Keep the pictures out of the copy and repeat the records exactly.

[START Data shown]

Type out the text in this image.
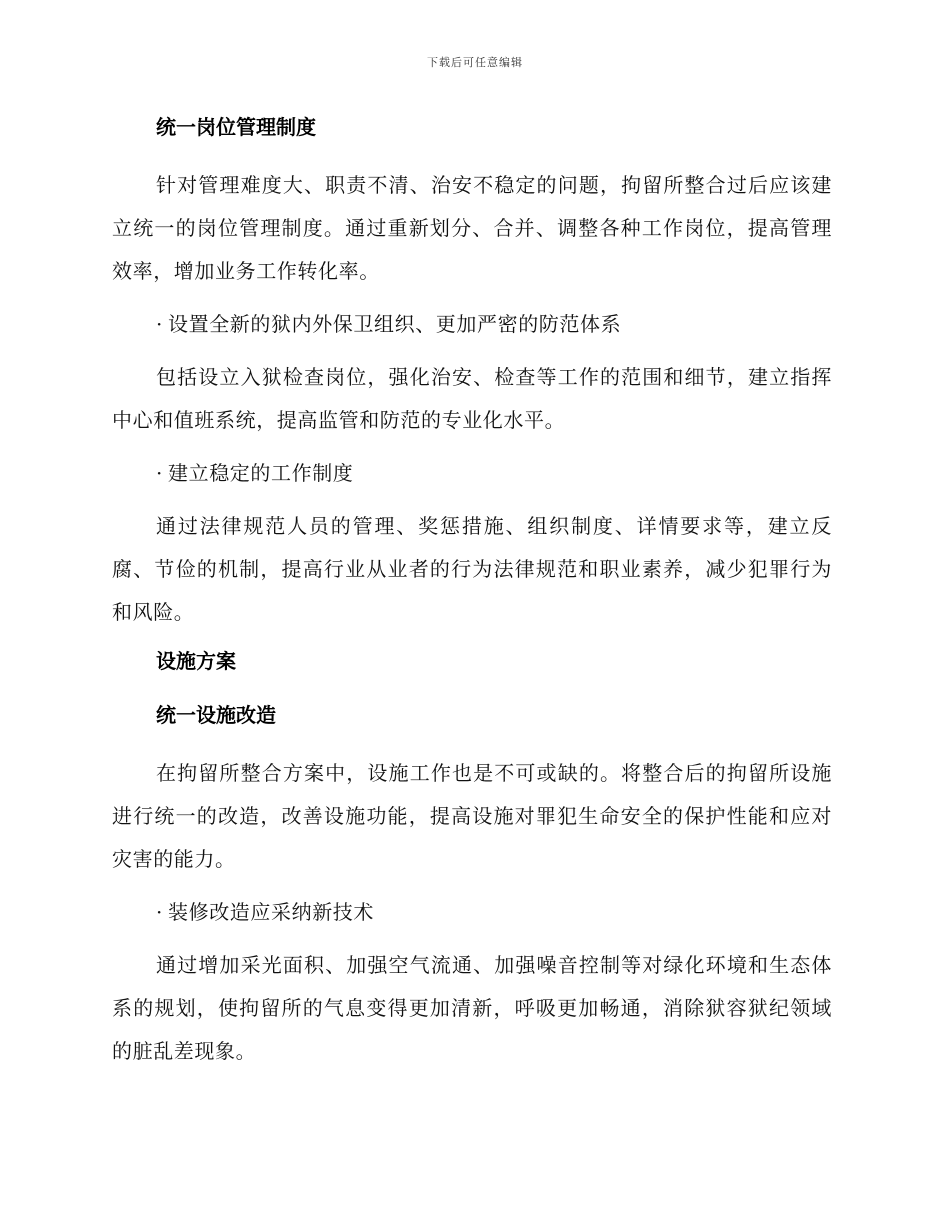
下载后可任意编辑
统一岗位管理制度

针对管理难度大、职责不清、治安不稳定的问题，拘留所整合过后应该建立统一的岗位管理制度。通过重新划分、合并、调整各种工作岗位，提高管理效率，增加业务工作转化率。

· 设置全新的狱内外保卫组织、更加严密的防范体系

包括设立入狱检查岗位，强化治安、检查等工作的范围和细节，建立指挥中心和值班系统，提高监管和防范的专业化水平。

· 建立稳定的工作制度

通过法律规范人员的管理、奖惩措施、组织制度、详情要求等，建立反腐、节俭的机制，提高行业从业者的行为法律规范和职业素养，减少犯罪行为和风险。

设施方案
统一设施改造

在拘留所整合方案中，设施工作也是不可或缺的。将整合后的拘留所设施进行统一的改造，改善设施功能，提高设施对罪犯生命安全的保护性能和应对灾害的能力。

· 装修改造应采纳新技术

通过增加采光面积、加强空气流通、加强噪音控制等对绿化环境和生态体系的规划，使拘留所的气息变得更加清新，呼吸更加畅通，消除狱容狱纪领域的脏乱差现象。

[END Data shown]

**Reply**:
Type out the text in this image.
下载后可任意编辑
统一岗位管理制度

针对管理难度大、职责不清、治安不稳定的问题，拘留所整合过后应该建立统一的岗位管理制度。通过重新划分、合并、调整各种工作岗位，提高管理效率，增加业务工作转化率。

· 设置全新的狱内外保卫组织、更加严密的防范体系

包括设立入狱检查岗位，强化治安、检查等工作的范围和细节，建立指挥中心和值班系统，提高监管和防范的专业化水平。

· 建立稳定的工作制度

通过法律规范人员的管理、奖惩措施、组织制度、详情要求等，建立反腐、节俭的机制，提高行业从业者的行为法律规范和职业素养，减少犯罪行为和风险。

设施方案
统一设施改造

在拘留所整合方案中，设施工作也是不可或缺的。将整合后的拘留所设施进行统一的改造，改善设施功能，提高设施对罪犯生命安全的保护性能和应对灾害的能力。

· 装修改造应采纳新技术

通过增加采光面积、加强空气流通、加强噪音控制等对绿化环境和生态体系的规划，使拘留所的气息变得更加清新，呼吸更加畅通，消除狱容狱纪领域的脏乱差现象。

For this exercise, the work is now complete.